▶ **What to work on**
Please transcribe the entries that follow exactly as they stand, skipping each picture.

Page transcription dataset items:
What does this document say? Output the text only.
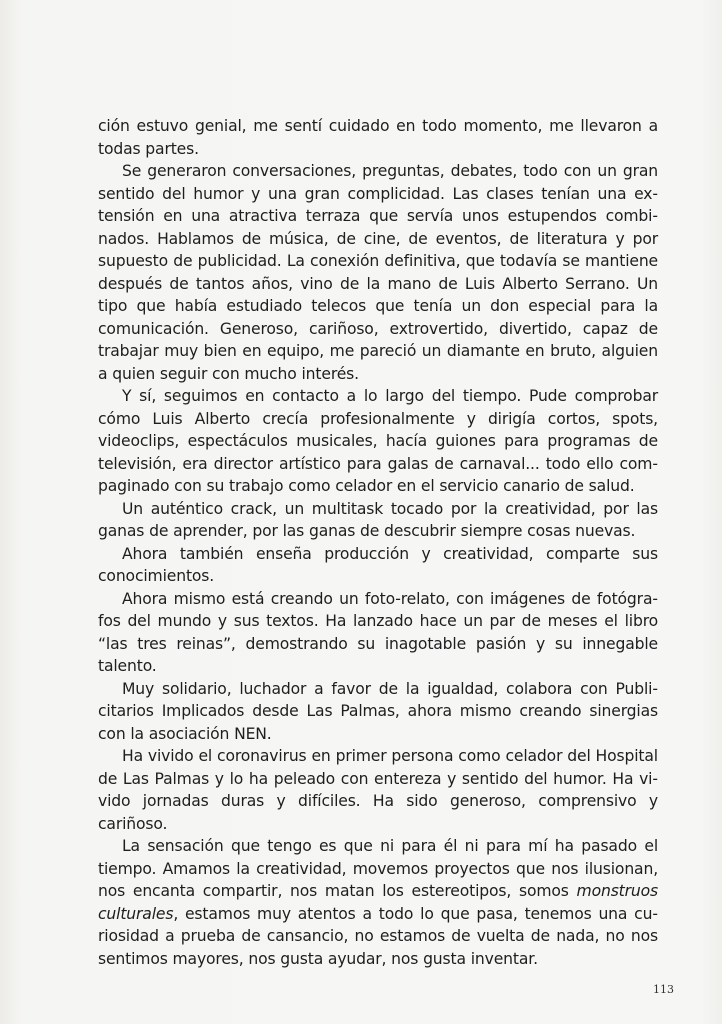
ción estuvo genial, me sentí cuidado en todo momento, me llevaron a todas partes.

Se generaron conversaciones, preguntas, debates, todo con un gran sentido del humor y una gran complicidad. Las clases tenían una extensión en una atractiva terraza que servía unos estupendos combinados. Hablamos de música, de cine, de eventos, de literatura y por supuesto de publicidad. La conexión definitiva, que todavía se mantiene después de tantos años, vino de la mano de Luis Alberto Serrano. Un tipo que había estudiado telecos que tenía un don especial para la comunicación. Generoso, cariñoso, extrovertido, divertido, capaz de trabajar muy bien en equipo, me pareció un diamante en bruto, alguien a quien seguir con mucho interés.

Y sí, seguimos en contacto a lo largo del tiempo. Pude comprobar cómo Luis Alberto crecía profesionalmente y dirigía cortos, spots, videoclips, espectáculos musicales, hacía guiones para programas de televisión, era director artístico para galas de carnaval... todo ello compaginado con su trabajo como celador en el servicio canario de salud.

Un auténtico crack, un multitask tocado por la creatividad, por las ganas de aprender, por las ganas de descubrir siempre cosas nuevas.

Ahora también enseña producción y creatividad, comparte sus conocimientos.

Ahora mismo está creando un foto-relato, con imágenes de fotógrafos del mundo y sus textos. Ha lanzado hace un par de meses el libro “las tres reinas”, demostrando su inagotable pasión y su innegable talento.

Muy solidario, luchador a favor de la igualdad, colabora con Publicitarios Implicados desde Las Palmas, ahora mismo creando sinergias con la asociación NEN.

Ha vivido el coronavirus en primer persona como celador del Hospital de Las Palmas y lo ha peleado con entereza y sentido del humor. Ha vivido jornadas duras y difíciles. Ha sido generoso, comprensivo y cariñoso.

La sensación que tengo es que ni para él ni para mí ha pasado el tiempo. Amamos la creatividad, movemos proyectos que nos ilusionan, nos encanta compartir, nos matan los estereotipos, somos monstruos culturales, estamos muy atentos a todo lo que pasa, tenemos una curiosidad a prueba de cansancio, no estamos de vuelta de nada, no nos sentimos mayores, nos gusta ayudar, nos gusta inventar.

113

▶ **Completed exercise**
What does this document say? Output the text only.
ción estuvo genial, me sentí cuidado en todo momento, me llevaron a todas partes.

Se generaron conversaciones, preguntas, debates, todo con un gran sentido del humor y una gran complicidad. Las clases tenían una extensión en una atractiva terraza que servía unos estupendos combinados. Hablamos de música, de cine, de eventos, de literatura y por supuesto de publicidad. La conexión definitiva, que todavía se mantiene después de tantos años, vino de la mano de Luis Alberto Serrano. Un tipo que había estudiado telecos que tenía un don especial para la comunicación. Generoso, cariñoso, extrovertido, divertido, capaz de trabajar muy bien en equipo, me pareció un diamante en bruto, alguien a quien seguir con mucho interés.

Y sí, seguimos en contacto a lo largo del tiempo. Pude comprobar cómo Luis Alberto crecía profesionalmente y dirigía cortos, spots, videoclips, espectáculos musicales, hacía guiones para programas de televisión, era director artístico para galas de carnaval... todo ello compaginado con su trabajo como celador en el servicio canario de salud.

Un auténtico crack, un multitask tocado por la creatividad, por las ganas de aprender, por las ganas de descubrir siempre cosas nuevas.

Ahora también enseña producción y creatividad, comparte sus conocimientos.

Ahora mismo está creando un foto-relato, con imágenes de fotógrafos del mundo y sus textos. Ha lanzado hace un par de meses el libro “las tres reinas”, demostrando su inagotable pasión y su innegable talento.

Muy solidario, luchador a favor de la igualdad, colabora con Publicitarios Implicados desde Las Palmas, ahora mismo creando sinergias con la asociación NEN.

Ha vivido el coronavirus en primer persona como celador del Hospital de Las Palmas y lo ha peleado con entereza y sentido del humor. Ha vivido jornadas duras y difíciles. Ha sido generoso, comprensivo y cariñoso.

La sensación que tengo es que ni para él ni para mí ha pasado el tiempo. Amamos la creatividad, movemos proyectos que nos ilusionan, nos encanta compartir, nos matan los estereotipos, somos monstruos culturales, estamos muy atentos a todo lo que pasa, tenemos una curiosidad a prueba de cansancio, no estamos de vuelta de nada, no nos sentimos mayores, nos gusta ayudar, nos gusta inventar.

113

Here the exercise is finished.